Directions for this task → After reading the data, copy it out in full and exactly.

(Document transcription data)
○ ○ ○ ○

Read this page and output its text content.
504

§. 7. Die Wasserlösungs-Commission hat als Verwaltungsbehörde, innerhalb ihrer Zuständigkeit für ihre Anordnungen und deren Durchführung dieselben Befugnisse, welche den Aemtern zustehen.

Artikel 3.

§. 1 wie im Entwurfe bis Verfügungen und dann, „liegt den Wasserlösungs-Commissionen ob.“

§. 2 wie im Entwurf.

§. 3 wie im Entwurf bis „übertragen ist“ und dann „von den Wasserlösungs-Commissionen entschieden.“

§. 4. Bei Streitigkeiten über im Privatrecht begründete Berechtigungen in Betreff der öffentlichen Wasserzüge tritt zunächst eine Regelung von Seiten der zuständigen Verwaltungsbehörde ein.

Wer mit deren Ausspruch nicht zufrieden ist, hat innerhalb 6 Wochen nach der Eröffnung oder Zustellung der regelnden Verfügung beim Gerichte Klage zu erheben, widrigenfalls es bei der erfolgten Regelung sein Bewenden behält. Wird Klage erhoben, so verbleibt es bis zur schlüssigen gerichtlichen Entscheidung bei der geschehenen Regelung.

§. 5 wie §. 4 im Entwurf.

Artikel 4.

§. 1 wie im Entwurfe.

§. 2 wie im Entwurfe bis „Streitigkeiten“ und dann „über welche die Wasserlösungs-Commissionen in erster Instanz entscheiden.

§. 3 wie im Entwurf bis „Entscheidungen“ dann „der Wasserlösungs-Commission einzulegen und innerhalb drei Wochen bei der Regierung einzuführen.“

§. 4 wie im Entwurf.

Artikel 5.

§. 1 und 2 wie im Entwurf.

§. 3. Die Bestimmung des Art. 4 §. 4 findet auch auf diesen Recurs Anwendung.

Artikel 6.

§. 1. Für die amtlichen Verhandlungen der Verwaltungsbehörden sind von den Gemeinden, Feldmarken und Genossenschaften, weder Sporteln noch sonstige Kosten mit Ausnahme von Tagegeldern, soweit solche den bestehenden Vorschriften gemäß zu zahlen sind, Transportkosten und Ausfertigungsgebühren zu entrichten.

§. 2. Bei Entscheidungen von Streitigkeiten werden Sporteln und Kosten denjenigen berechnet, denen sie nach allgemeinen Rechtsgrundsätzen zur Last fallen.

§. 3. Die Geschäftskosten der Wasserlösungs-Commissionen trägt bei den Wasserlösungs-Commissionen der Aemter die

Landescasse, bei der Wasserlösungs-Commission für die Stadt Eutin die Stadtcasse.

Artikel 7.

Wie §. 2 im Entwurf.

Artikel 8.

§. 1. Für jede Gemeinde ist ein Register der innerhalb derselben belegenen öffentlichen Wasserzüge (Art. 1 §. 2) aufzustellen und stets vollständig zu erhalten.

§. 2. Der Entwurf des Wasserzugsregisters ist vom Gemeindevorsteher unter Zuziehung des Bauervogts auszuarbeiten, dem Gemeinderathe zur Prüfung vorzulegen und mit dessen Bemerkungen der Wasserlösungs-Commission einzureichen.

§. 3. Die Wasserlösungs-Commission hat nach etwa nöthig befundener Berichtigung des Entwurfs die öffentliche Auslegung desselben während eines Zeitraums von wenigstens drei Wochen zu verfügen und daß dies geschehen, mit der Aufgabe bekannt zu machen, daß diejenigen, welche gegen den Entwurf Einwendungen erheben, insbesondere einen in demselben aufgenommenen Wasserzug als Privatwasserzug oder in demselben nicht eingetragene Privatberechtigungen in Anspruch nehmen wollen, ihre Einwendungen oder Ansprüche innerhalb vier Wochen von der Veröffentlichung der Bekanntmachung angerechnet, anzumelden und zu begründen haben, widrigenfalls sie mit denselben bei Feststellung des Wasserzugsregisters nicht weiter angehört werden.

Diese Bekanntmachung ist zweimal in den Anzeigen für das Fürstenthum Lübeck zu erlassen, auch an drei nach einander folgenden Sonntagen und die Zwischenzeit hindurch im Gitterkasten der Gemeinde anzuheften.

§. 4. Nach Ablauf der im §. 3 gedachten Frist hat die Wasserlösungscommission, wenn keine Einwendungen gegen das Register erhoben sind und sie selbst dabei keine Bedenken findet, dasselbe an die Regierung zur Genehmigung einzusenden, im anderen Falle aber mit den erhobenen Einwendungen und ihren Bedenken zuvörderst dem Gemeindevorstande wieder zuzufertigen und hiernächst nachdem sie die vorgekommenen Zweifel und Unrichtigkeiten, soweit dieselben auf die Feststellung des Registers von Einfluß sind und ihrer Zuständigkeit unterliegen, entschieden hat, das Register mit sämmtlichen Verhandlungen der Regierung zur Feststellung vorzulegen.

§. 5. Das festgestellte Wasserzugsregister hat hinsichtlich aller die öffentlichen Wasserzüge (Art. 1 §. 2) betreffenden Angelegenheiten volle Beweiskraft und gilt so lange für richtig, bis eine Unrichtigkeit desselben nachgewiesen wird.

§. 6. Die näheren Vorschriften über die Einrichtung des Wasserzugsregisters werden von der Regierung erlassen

○ ○ ○ ○

Response box →
Read this page and output its text content.
504

§. 7. Die Wasserlösungs-Commission hat als Verwaltungsbehörde, innerhalb ihrer Zuständigkeit für ihre Anordnungen und deren Durchführung dieselben Befugnisse, welche den Aemtern zustehen.

Artikel 3.

§. 1 wie im Entwurfe bis Verfügungen und dann, „liegt den Wasserlösungs-Commissionen ob.“

§. 2 wie im Entwurf.

§. 3 wie im Entwurf bis „übertragen ist“ und dann „von den Wasserlösungs-Commissionen entschieden.“

§. 4. Bei Streitigkeiten über im Privatrecht begründete Berechtigungen in Betreff der öffentlichen Wasserzüge tritt zunächst eine Regelung von Seiten der zuständigen Verwaltungsbehörde ein.

Wer mit deren Ausspruch nicht zufrieden ist, hat innerhalb 6 Wochen nach der Eröffnung oder Zustellung der regelnden Verfügung beim Gerichte Klage zu erheben, widrigenfalls es bei der erfolgten Regelung sein Bewenden behält. Wird Klage erhoben, so verbleibt es bis zur schlüssigen gerichtlichen Entscheidung bei der geschehenen Regelung.

§. 5 wie §. 4 im Entwurf.

Artikel 4.

§. 1 wie im Entwurfe.

§. 2 wie im Entwurfe bis „Streitigkeiten“ und dann „über welche die Wasserlösungs-Commissionen in erster Instanz entscheiden.

§. 3 wie im Entwurf bis „Entscheidungen“ dann „der Wasserlösungs-Commission einzulegen und innerhalb drei Wochen bei der Regierung einzuführen.“

§. 4 wie im Entwurf.

Artikel 5.

§. 1 und 2 wie im Entwurf.

§. 3. Die Bestimmung des Art. 4 §. 4 findet auch auf diesen Recurs Anwendung.

Artikel 6.

§. 1. Für die amtlichen Verhandlungen der Verwaltungsbehörden sind von den Gemeinden, Feldmarken und Genossenschaften, weder Sporteln noch sonstige Kosten mit Ausnahme von Tagegeldern, soweit solche den bestehenden Vorschriften gemäß zu zahlen sind, Transportkosten und Ausfertigungsgebühren zu entrichten.

§. 2. Bei Entscheidungen von Streitigkeiten werden Sporteln und Kosten denjenigen berechnet, denen sie nach allgemeinen Rechtsgrundsätzen zur Last fallen.

§. 3. Die Geschäftskosten der Wasserlösungs-Commissionen trägt bei den Wasserlösungs-Commissionen der Aemter die

Landescasse, bei der Wasserlösungs-Commission für die Stadt Eutin die Stadtcasse.

Artikel 7.

Wie §. 2 im Entwurf.

Artikel 8.

§. 1. Für jede Gemeinde ist ein Register der innerhalb derselben belegenen öffentlichen Wasserzüge (Art. 1 §. 2) aufzustellen und stets vollständig zu erhalten.

§. 2. Der Entwurf des Wasserzugsregisters ist vom Gemeindevorsteher unter Zuziehung des Bauervogts auszuarbeiten, dem Gemeinderathe zur Prüfung vorzulegen und mit dessen Bemerkungen der Wasserlösungs-Commission einzureichen.

§. 3. Die Wasserlösungs-Commission hat nach etwa nöthig befundener Berichtigung des Entwurfs die öffentliche Auslegung desselben während eines Zeitraums von wenigstens drei Wochen zu verfügen und daß dies geschehen, mit der Aufgabe bekannt zu machen, daß diejenigen, welche gegen den Entwurf Einwendungen erheben, insbesondere einen in demselben aufgenommenen Wasserzug als Privatwasserzug oder in demselben nicht eingetragene Privatberechtigungen in Anspruch nehmen wollen, ihre Einwendungen oder Ansprüche innerhalb vier Wochen von der Veröffentlichung der Bekanntmachung angerechnet, anzumelden und zu begründen haben, widrigenfalls sie mit denselben bei Feststellung des Wasserzugsregisters nicht weiter angehört werden.

Diese Bekanntmachung ist zweimal in den Anzeigen für das Fürstenthum Lübeck zu erlassen, auch an drei nach einander folgenden Sonntagen und die Zwischenzeit hindurch im Gitterkasten der Gemeinde anzuheften.

§. 4. Nach Ablauf der im §. 3 gedachten Frist hat die Wasserlösungscommission, wenn keine Einwendungen gegen das Register erhoben sind und sie selbst dabei keine Bedenken findet, dasselbe an die Regierung zur Genehmigung einzusenden, im anderen Falle aber mit den erhobenen Einwendungen und ihren Bedenken zuvörderst dem Gemeindevorstande wieder zuzufertigen und hiernächst nachdem sie die vorgekommenen Zweifel und Unrichtigkeiten, soweit dieselben auf die Feststellung des Registers von Einfluß sind und ihrer Zuständigkeit unterliegen, entschieden hat, das Register mit sämmtlichen Verhandlungen der Regierung zur Feststellung vorzulegen.

§. 5. Das festgestellte Wasserzugsregister hat hinsichtlich aller die öffentlichen Wasserzüge (Art. 1 §. 2) betreffenden Angelegenheiten volle Beweiskraft und gilt so lange für richtig, bis eine Unrichtigkeit desselben nachgewiesen wird.

§. 6. Die näheren Vorschriften über die Einrichtung des Wasserzugsregisters werden von der Regierung erlassen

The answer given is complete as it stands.